Task to complete: Render every line of the material below as a JSON list of strings, one string per line, omitting blank lines.

Listed records:
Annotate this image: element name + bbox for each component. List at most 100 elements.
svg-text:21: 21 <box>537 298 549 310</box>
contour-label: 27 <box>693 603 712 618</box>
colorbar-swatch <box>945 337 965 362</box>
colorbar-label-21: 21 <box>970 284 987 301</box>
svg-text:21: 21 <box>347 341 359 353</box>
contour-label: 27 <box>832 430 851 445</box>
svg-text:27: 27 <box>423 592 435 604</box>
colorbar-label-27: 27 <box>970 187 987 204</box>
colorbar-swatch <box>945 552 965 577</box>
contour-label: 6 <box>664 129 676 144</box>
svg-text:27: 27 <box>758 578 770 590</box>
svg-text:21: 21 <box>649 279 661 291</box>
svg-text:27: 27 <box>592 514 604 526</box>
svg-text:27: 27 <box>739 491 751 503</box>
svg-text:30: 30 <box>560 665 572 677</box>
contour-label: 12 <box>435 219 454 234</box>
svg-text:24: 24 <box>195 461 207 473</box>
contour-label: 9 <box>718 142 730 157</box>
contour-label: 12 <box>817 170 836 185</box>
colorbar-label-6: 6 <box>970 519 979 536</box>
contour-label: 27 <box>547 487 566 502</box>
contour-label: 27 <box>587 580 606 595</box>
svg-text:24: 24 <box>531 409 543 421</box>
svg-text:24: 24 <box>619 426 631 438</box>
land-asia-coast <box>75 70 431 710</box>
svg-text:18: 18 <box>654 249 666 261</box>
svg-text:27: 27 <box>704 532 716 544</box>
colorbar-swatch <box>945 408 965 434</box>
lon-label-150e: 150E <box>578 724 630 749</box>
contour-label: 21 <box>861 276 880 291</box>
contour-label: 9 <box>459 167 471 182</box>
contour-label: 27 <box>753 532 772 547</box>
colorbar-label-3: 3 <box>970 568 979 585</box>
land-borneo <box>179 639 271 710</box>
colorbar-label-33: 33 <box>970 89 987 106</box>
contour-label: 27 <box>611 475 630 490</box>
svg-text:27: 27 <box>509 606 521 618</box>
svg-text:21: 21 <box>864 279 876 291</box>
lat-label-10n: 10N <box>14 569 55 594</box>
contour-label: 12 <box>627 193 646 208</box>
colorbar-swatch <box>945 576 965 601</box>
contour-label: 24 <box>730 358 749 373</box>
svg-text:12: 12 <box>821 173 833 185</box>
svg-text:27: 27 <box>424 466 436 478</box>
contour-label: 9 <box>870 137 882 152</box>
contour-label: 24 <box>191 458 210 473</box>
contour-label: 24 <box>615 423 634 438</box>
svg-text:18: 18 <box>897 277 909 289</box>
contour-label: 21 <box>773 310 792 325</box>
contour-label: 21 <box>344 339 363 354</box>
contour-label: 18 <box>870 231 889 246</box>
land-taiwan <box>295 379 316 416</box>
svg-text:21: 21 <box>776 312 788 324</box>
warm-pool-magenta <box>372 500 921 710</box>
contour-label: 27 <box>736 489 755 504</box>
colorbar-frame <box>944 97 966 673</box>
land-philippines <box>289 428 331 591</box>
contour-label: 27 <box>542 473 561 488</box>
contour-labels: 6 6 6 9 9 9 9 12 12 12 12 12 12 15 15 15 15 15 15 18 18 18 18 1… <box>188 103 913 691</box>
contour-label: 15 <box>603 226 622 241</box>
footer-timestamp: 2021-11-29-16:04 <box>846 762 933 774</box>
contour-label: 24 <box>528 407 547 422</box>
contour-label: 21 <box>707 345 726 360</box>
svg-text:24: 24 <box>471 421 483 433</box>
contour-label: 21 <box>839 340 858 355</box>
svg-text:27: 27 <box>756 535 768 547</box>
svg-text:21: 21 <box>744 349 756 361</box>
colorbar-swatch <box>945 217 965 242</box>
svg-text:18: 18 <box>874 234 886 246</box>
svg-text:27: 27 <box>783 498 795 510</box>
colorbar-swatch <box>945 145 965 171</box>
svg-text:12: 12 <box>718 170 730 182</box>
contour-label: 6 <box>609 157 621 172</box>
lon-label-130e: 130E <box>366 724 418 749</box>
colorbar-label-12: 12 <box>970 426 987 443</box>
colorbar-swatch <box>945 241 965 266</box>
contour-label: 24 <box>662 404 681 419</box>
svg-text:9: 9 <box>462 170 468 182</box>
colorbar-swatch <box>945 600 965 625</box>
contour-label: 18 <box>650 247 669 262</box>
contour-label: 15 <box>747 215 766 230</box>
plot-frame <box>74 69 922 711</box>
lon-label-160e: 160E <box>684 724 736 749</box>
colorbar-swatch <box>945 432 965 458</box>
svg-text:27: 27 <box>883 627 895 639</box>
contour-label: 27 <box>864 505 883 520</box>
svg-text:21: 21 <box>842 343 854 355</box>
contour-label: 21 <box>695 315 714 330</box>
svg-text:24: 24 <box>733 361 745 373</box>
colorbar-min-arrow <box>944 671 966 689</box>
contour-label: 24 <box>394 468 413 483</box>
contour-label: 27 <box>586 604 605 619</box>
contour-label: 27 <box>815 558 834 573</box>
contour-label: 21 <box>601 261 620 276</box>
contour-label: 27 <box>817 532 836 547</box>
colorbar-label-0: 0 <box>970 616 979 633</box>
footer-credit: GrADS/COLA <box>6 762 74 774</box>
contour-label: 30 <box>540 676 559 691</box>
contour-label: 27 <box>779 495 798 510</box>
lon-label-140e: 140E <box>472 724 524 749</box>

Task output:
[
  "Annotate this image: element name + bbox for each component. List at most 100 elements.",
  "svg-text:21: 21 <box>537 298 549 310</box>",
  "contour-label: 27 <box>693 603 712 618</box>",
  "colorbar-swatch <box>945 337 965 362</box>",
  "colorbar-label-21: 21 <box>970 284 987 301</box>",
  "svg-text:21: 21 <box>347 341 359 353</box>",
  "contour-label: 27 <box>832 430 851 445</box>",
  "svg-text:27: 27 <box>423 592 435 604</box>",
  "colorbar-label-27: 27 <box>970 187 987 204</box>",
  "colorbar-swatch <box>945 552 965 577</box>",
  "contour-label: 6 <box>664 129 676 144</box>",
  "svg-text:27: 27 <box>758 578 770 590</box>",
  "svg-text:21: 21 <box>649 279 661 291</box>",
  "svg-text:27: 27 <box>592 514 604 526</box>",
  "svg-text:27: 27 <box>739 491 751 503</box>",
  "svg-text:30: 30 <box>560 665 572 677</box>",
  "contour-label: 12 <box>435 219 454 234</box>",
  "svg-text:24: 24 <box>195 461 207 473</box>",
  "contour-label: 9 <box>718 142 730 157</box>",
  "contour-label: 12 <box>817 170 836 185</box>",
  "colorbar-label-6: 6 <box>970 519 979 536</box>",
  "contour-label: 27 <box>547 487 566 502</box>",
  "contour-label: 27 <box>587 580 606 595</box>",
  "svg-text:24: 24 <box>531 409 543 421</box>",
  "svg-text:24: 24 <box>619 426 631 438</box>",
  "land-asia-coast <box>75 70 431 710</box>",
  "svg-text:18: 18 <box>654 249 666 261</box>",
  "svg-text:27: 27 <box>704 532 716 544</box>",
  "colorbar-swatch <box>945 408 965 434</box>",
  "lon-label-150e: 150E <box>578 724 630 749</box>",
  "contour-label: 21 <box>861 276 880 291</box>",
  "contour-label: 9 <box>459 167 471 182</box>",
  "contour-label: 27 <box>753 532 772 547</box>",
  "colorbar-label-3: 3 <box>970 568 979 585</box>",
  "land-borneo <box>179 639 271 710</box>",
  "colorbar-label-33: 33 <box>970 89 987 106</box>",
  "contour-label: 27 <box>611 475 630 490</box>",
  "svg-text:27: 27 <box>509 606 521 618</box>",
  "svg-text:21: 21 <box>864 279 876 291</box>",
  "lat-label-10n: 10N <box>14 569 55 594</box>",
  "contour-label: 12 <box>627 193 646 208</box>",
  "colorbar-swatch <box>945 576 965 601</box>",
  "contour-label: 24 <box>730 358 749 373</box>",
  "svg-text:12: 12 <box>821 173 833 185</box>",
  "svg-text:27: 27 <box>424 466 436 478</box>",
  "contour-label: 9 <box>870 137 882 152</box>",
  "contour-label: 24 <box>191 458 210 473</box>",
  "contour-label: 24 <box>615 423 634 438</box>",
  "svg-text:18: 18 <box>897 277 909 289</box>",
  "contour-label: 21 <box>773 310 792 325</box>",
  "contour-label: 21 <box>344 339 363 354</box>",
  "contour-label: 18 <box>870 231 889 246</box>",
  "land-taiwan <box>295 379 316 416</box>",
  "svg-text:21: 21 <box>776 312 788 324</box>",
  "warm-pool-magenta <box>372 500 921 710</box>",
  "contour-label: 27 <box>736 489 755 504</box>",
  "colorbar-frame <box>944 97 966 673</box>",
  "land-philippines <box>289 428 331 591</box>",
  "contour-label: 27 <box>542 473 561 488</box>",
  "contour-labels: 6 6 6 9 9 9 9 12 12 12 12 12 12 15 15 15 15 15 15 18 18 18 18 1… <box>188 103 913 691</box>",
  "contour-label: 15 <box>603 226 622 241</box>",
  "footer-timestamp: 2021-11-29-16:04 <box>846 762 933 774</box>",
  "contour-label: 24 <box>528 407 547 422</box>",
  "contour-label: 21 <box>707 345 726 360</box>",
  "svg-text:24: 24 <box>471 421 483 433</box>",
  "contour-label: 21 <box>839 340 858 355</box>",
  "svg-text:27: 27 <box>756 535 768 547</box>",
  "svg-text:21: 21 <box>744 349 756 361</box>",
  "colorbar-swatch <box>945 217 965 242</box>",
  "svg-text:18: 18 <box>874 234 886 246</box>",
  "svg-text:27: 27 <box>783 498 795 510</box>",
  "colorbar-swatch <box>945 145 965 171</box>",
  "svg-text:12: 12 <box>718 170 730 182</box>",
  "contour-label: 6 <box>609 157 621 172</box>",
  "lon-label-130e: 130E <box>366 724 418 749</box>",
  "colorbar-label-12: 12 <box>970 426 987 443</box>",
  "colorbar-swatch <box>945 241 965 266</box>",
  "contour-label: 24 <box>662 404 681 419</box>",
  "svg-text:9: 9 <box>462 170 468 182</box>",
  "colorbar-swatch <box>945 600 965 625</box>",
  "contour-label: 18 <box>650 247 669 262</box>",
  "contour-label: 15 <box>747 215 766 230</box>",
  "plot-frame <box>74 69 922 711</box>",
  "lon-label-160e: 160E <box>684 724 736 749</box>",
  "colorbar-swatch <box>945 432 965 458</box>",
  "svg-text:27: 27 <box>883 627 895 639</box>",
  "contour-label: 27 <box>864 505 883 520</box>",
  "svg-text:21: 21 <box>842 343 854 355</box>",
  "contour-label: 21 <box>695 315 714 330</box>",
  "svg-text:24: 24 <box>733 361 745 373</box>",
  "colorbar-min-arrow <box>944 671 966 689</box>",
  "contour-label: 24 <box>394 468 413 483</box>",
  "contour-label: 27 <box>586 604 605 619</box>",
  "contour-label: 27 <box>815 558 834 573</box>",
  "contour-label: 21 <box>601 261 620 276</box>",
  "contour-label: 27 <box>817 532 836 547</box>",
  "colorbar-label-0: 0 <box>970 616 979 633</box>",
  "footer-credit: GrADS/COLA <box>6 762 74 774</box>",
  "contour-label: 30 <box>540 676 559 691</box>",
  "contour-label: 27 <box>779 495 798 510</box>",
  "lon-label-140e: 140E <box>472 724 524 749</box>"
]